-- Exercise requirements --
Scan the data below for the string "punktförmige". Show every line where it turns up.

[Document layout analysis data]
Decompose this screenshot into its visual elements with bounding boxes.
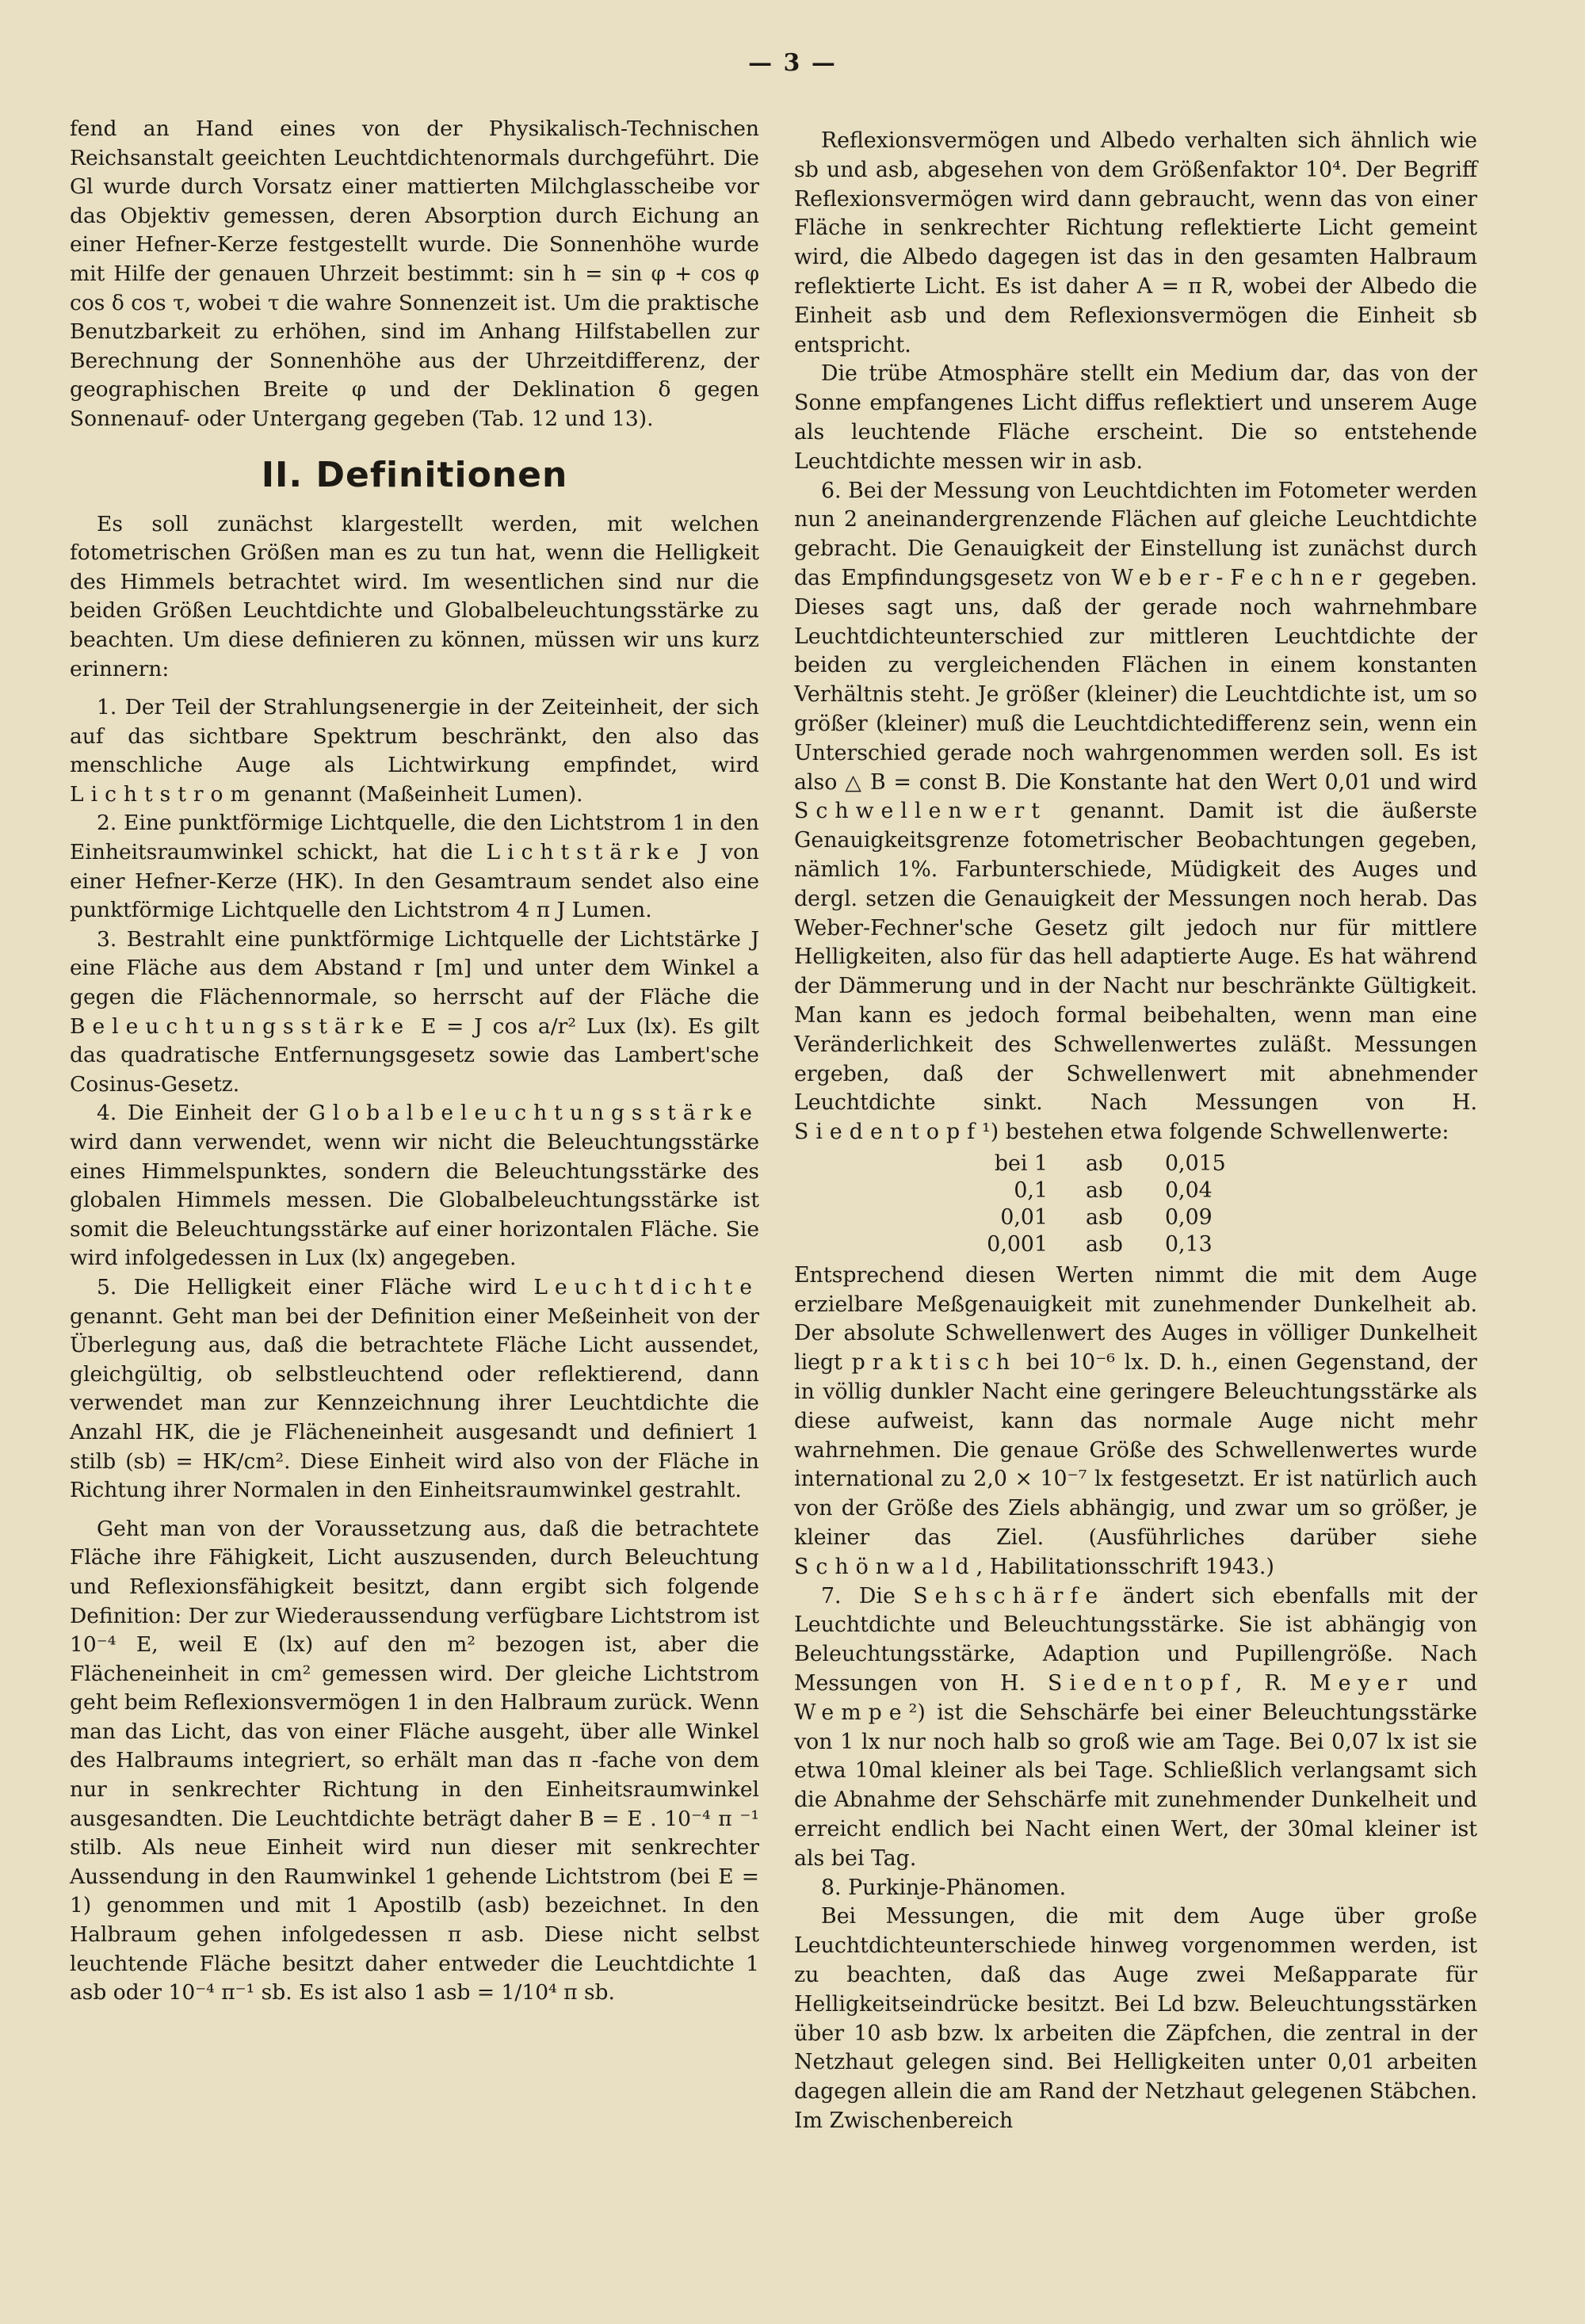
intro-paragraph: fend an Hand eines von der Physikalisch-Technischen Reichsanstalt geeichten Leuchtdichtenormals durchgeführt. Die Gl wurde durch Vorsatz einer mattierten Milchglasscheibe vor das Objektiv gemessen, deren Absorption durch Eichung an einer Hefner-Kerze festgestellt wurde. Die Sonnenhöhe wurde mit Hilfe der genauen Uhrzeit bestimmt: sin h = sin φ + cos φ cos δ cos τ, wobei τ die wahre Sonnenzeit ist. Um die praktische Benutzbarkeit zu erhöhen, sind im Anhang Hilfstabellen zur Berechnung der Sonnenhöhe aus der Uhrzeitdifferenz, der geographischen Breite φ und der Deklination δ gegen Sonnenauf- oder Untergang gegeben (Tab. 12 und 13). (70, 116, 759, 431)
threshold-unit: asb (1086, 1177, 1123, 1203)
definition-item-4: 4. Die Einheit der Globalbeleuchtungsstärke wird dann verwendet, wenn wir nicht die Beleuchtungsstärke eines Himmelspunktes, sondern die Beleuchtungsstärke des globalen Himmels messen. Die Globalbeleuchtungsstärke ist somit die Beleuchtungsstärke auf einer horizontalen Fläche. Sie wird infolgedessen in Lux (lx) angegeben. (70, 1101, 759, 1271)
term-beleuchtungsstaerke: Beleuchtungsstärke (70, 1013, 411, 1039)
definition-item-8: 8. Purkinje-Phänomen. (821, 1875, 1067, 1900)
definitions-intro: Es soll zunächst klargestellt werden, mit welchen fotometrischen Größen man es zu tun hat, wenn die Helligkeit des Himmels betrachtet wird. Im wesentlichen sind nur die beiden Größen Leuchtdichte und Globalbeleuchtungsstärke zu beachten. Um diese definieren zu können, müssen wir uns kurz erinnern: (70, 511, 759, 681)
term-lichtstaerke: Lichtstärke (486, 840, 686, 865)
author-siedentopf-2: Siedentopf (1047, 1671, 1236, 1696)
term-praktisch: praktisch (851, 1350, 1018, 1376)
author-siedentopf: Siedentopf (794, 1120, 983, 1145)
right-column (794, 127, 1477, 2136)
definition-item-6: 6. Bei der Messung von Leuchtdichten im Fotometer werden nun 2 aneinandergrenzende Flächen auf gleiche Leuchtdichte gebracht. Die Genauigkeit der Einstellung ist zunächst durch das Empfindungsgesetz von Weber-Fechner gegeben. Dieses sagt uns, daß der gerade noch wahrnehmbare Leuchtdichteunterschied zur mittleren Leuchtdichte der beiden zu vergleichenden Flächen in einem konstanten Verhältnis steht. Je größer (kleiner) die Leuchtdichte ist, um so größer (kleiner) muß die Leuchtdichtedifferenz sein, wenn ein Unterschied gerade noch wahrgenommen werden soll. Es ist also △ B = const B. Die Konstante hat den Wert 0,01 und wird Schwellenwert genannt. Damit ist die äußerste Genauigkeitsgrenze fotometrischer Beobachtungen gegeben, nämlich 1%. Farbunterschiede, Müdigkeit des Auges und dergl. setzen die Genauigkeit der Messungen noch herab. Das Weber-Fechner'sche Gesetz gilt jedoch nur für mittlere Helligkeiten, also für das hell adaptierte Auge. Es hat während der Dämmerung und in der Nacht nur beschränkte Gültigkeit. Man kann es jedoch formal beibehalten, wenn man eine Veränderlichkeit des Schwellenwertes zuläßt. Messungen ergeben, daß der Schwellenwert mit abnehmender Leuchtdichte sinkt. Nach Messungen von H. Siedentopf¹) bestehen etwa folgende Schwellenwerte: (794, 478, 1477, 1145)
author-meyer: Meyer (1309, 1671, 1415, 1696)
threshold-luminance: 0,001 (987, 1231, 1048, 1257)
term-globalbeleuchtungsstaerke: Globalbeleuchtungsstärke (308, 1101, 759, 1126)
threshold-unit: asb (1086, 1151, 1123, 1176)
definition-item-7: 7. Die Sehschärfe ändert sich ebenfalls mit der Leuchtdichte und Beleuchtungsstärke. Sie ist abhängig von Beleuchtungsstärke, Adaption und Pupillengröße. Nach Messungen von H. Siedentopf, R. Meyer und Wempe²) ist die Sehschärfe bei einer Beleuchtungsstärke von 1 lx nur noch halb so groß wie am Tage. Bei 0,07 lx ist sie etwa 10mal kleiner als bei Tage. Schließlich verlangsamt sich die Abnahme der Sehschärfe mit zunehmender Dunkelheit und erreicht endlich bei Nacht einen Wert, der 30mal kleiner ist als bei Tag. (794, 1583, 1477, 1871)
definition-item-5: 5. Die Helligkeit einer Fläche wird Leuchtdichte genannt. Geht man bei der Definition einer Meßeinheit von der Überlegung aus, daß die betrachtete Fläche Licht aussendet, gleichgültig, ob selbstleuchtend oder reflektierend, dann verwendet man zur Kennzeichnung ihrer Leuchtdichte die Anzahl HK, die je Flächeneinheit ausgesandt und definiert 1 stilb (sb) = HK/cm². Diese Einheit wird also von der Fläche in Richtung ihrer Normalen in den Einheitsraumwinkel gestrahlt. (70, 1274, 759, 1503)
threshold-luminance: 0,01 (1000, 1204, 1048, 1230)
name-weber-fechner: Weber-Fechner (1111, 565, 1369, 590)
term-sehschaerfe: Sehschärfe (913, 1583, 1106, 1608)
purkinje-paragraph: Bei Messungen, die mit dem Auge über große Leuchtdichteunterschiede hinweg vorgenommen werden, ist zu beachten, daß das Auge zwei Meßapparate für Helligkeitseindrücke besitzt. Bei Ld bzw. Beleuchtungsstärken über 10 asb bzw. lx arbeiten die Zäpfchen, die zentral in der Netzhaut gelegen sind. Bei Helligkeiten unter 0,01 arbeiten dagegen allein die am Rand der Netzhaut gelegenen Stäbchen. Im Zwischenbereich (794, 1904, 1477, 2133)
definition-item-1: 1. Der Teil der Strahlungsenergie in der Zeiteinheit, der sich auf das sichtbare Spektrum beschränkt, den also das menschliche Auge als Lichtwirkung empfindet, wird Lichtstrom genannt (Maßeinheit Lumen). (70, 695, 759, 807)
section-heading: II. Definitionen (261, 454, 568, 495)
atmosphere-paragraph: Die trübe Atmosphäre stellt ein Medium dar, das von der Sonne empfangenes Licht diffus reflektiert und unserem Auge als leuchtende Fläche erscheint. Die so entstehende Leuchtdichte messen wir in asb. (794, 361, 1477, 474)
author-wempe: Wempe (794, 1700, 909, 1725)
threshold-value: 0,13 (1165, 1231, 1213, 1257)
threshold-unit: asb (1086, 1231, 1123, 1257)
definition-item-2: 2. Eine punktförmige Lichtquelle, die den Lichtstrom 1 in den Einheitsraumwinkel schickt, hat die Lichtstärke J von einer Hefner-Kerze (HK). In den Gesamtraum sendet also eine punktförmige Lichtquelle den Lichtstrom 4 π J Lumen. (70, 811, 759, 923)
term-lichtstrom: Lichtstrom (70, 781, 258, 807)
author-schoenwald: Schönwald (794, 1554, 976, 1579)
threshold-row (953, 1231, 1243, 1258)
term-schwellenwert: Schwellenwert (794, 799, 1048, 824)
threshold-row (953, 1151, 1243, 1177)
threshold-row (953, 1177, 1243, 1204)
threshold-unit: asb (1086, 1204, 1123, 1230)
page-number: — 3 — (748, 49, 837, 77)
term-leuchtdichte: Leuchtdichte (533, 1274, 759, 1299)
threshold-value: 0,015 (1165, 1151, 1226, 1176)
definition-item-3: 3. Bestrahlt eine punktförmige Lichtquelle der Lichtstärke J eine Fläche aus dem Abstand r [m] und unter dem Winkel a gegen die Flächennormale, so herrscht auf der Fläche die Beleuchtungsstärke E = J cos a/r² Lux (lx). Es gilt das quadratische Entfernungsgesetz sowie das Lambert'sche Cosinus-Gesetz. (70, 926, 759, 1097)
threshold-value: 0,04 (1165, 1177, 1213, 1203)
threshold-discussion: Entsprechend diesen Werten nimmt die mit dem Auge erzielbare Meßgenauigkeit mit zunehmender Dunkelheit ab. Der absolute Schwellenwert des Auges in völliger Dunkelheit liegt praktisch bei 10⁻⁶ lx. D. h., einen Gegenstand, der in völlig dunkler Nacht eine geringere Beleuchtungsstärke als diese aufweist, kann das normale Auge nicht mehr wahrnehmen. Die genaue Größe des Schwellenwertes wurde international zu 2,0 × 10⁻⁷ lx festgesetzt. Er ist natürlich auch von der Größe des Ziels abhängig, und zwar um so größer, je kleiner das Ziel. (Ausführliches darüber siehe Schönwald, Habilitationsschrift 1943.) (794, 1262, 1477, 1579)
reflexion-paragraph: Reflexionsvermögen und Albedo verhalten sich ähnlich wie sb und asb, abgesehen von dem Größenfaktor 10⁴. Der Begriff Reflexionsvermögen wird dann gebraucht, wenn das von einer Fläche in senkrechter Richtung reflektierte Licht gemeint wird, die Albedo dagegen ist das in den gesamten Halbraum reflektierte Licht. Es ist daher A = π R, wobei der Albedo die Einheit asb und dem Reflexionsvermögen die Einheit sb entspricht. (794, 128, 1477, 357)
left-column (70, 115, 759, 2008)
threshold-row (953, 1204, 1243, 1231)
threshold-luminance: bei 1 (994, 1151, 1048, 1176)
threshold-table (953, 1151, 1243, 1258)
threshold-luminance: 0,1 (1014, 1177, 1048, 1203)
threshold-value: 0,09 (1165, 1204, 1213, 1230)
apostilb-paragraph: Geht man von der Voraussetzung aus, daß die betrachtete Fläche ihre Fähigkeit, Licht auszusenden, durch Beleuchtung und Reflexionsfähigkeit besitzt, dann ergibt sich folgende Definition: Der zur Wiederaussendung verfügbare Lichtstrom ist 10⁻⁴ E, weil E (lx) auf den m² bezogen ist, aber die Flächeneinheit in cm² gemessen wird. Der gleiche Lichtstrom geht beim Reflexionsvermögen 1 in den Halbraum zurück. Wenn man das Licht, das von einer Fläche ausgeht, über alle Winkel des Halbraums integriert, so erhält man das π -fache von dem nur in senkrechter Richtung in den Einheitsraumwinkel ausgesandten. Die Leuchtdichte beträgt daher B = E . 10⁻⁴ π ⁻¹ stilb. Als neue Einheit wird nun dieser mit senkrechter Aussendung in den Raumwinkel 1 gehende Lichtstrom (bei E = 1) genommen und mit 1 Apostilb (asb) bezeichnet. In den Halbraum gehen infolgedessen π asb. Diese nicht selbst leuchtende Fläche besitzt daher entweder die Leuchtdichte 1 asb oder 10⁻⁴ π⁻¹ sb. Es ist also 1 asb = 1/10⁴ π sb. (70, 1516, 759, 2005)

-- Result --
definition-item-2: 2. Eine punktförmige Lichtquelle, die den Lichtstrom 1 in den Einheitsraumwinkel schickt, hat die Lichtstärke J von einer Hefner-Kerze (HK). In den Gesamtraum sendet also eine punktförmige Lichtquelle den Lichtstrom 4 π J Lumen. (70, 811, 759, 923)
definition-item-3: 3. Bestrahlt eine punktförmige Lichtquelle der Lichtstärke J eine Fläche aus dem Abstand r [m] und unter dem Winkel a gegen die Flächennormale, so herrscht auf der Fläche die Beleuchtungsstärke E = J cos a/r² Lux (lx). Es gilt das quadratische Entfernungsgesetz sowie das Lambert'sche Cosinus-Gesetz. (70, 926, 759, 1097)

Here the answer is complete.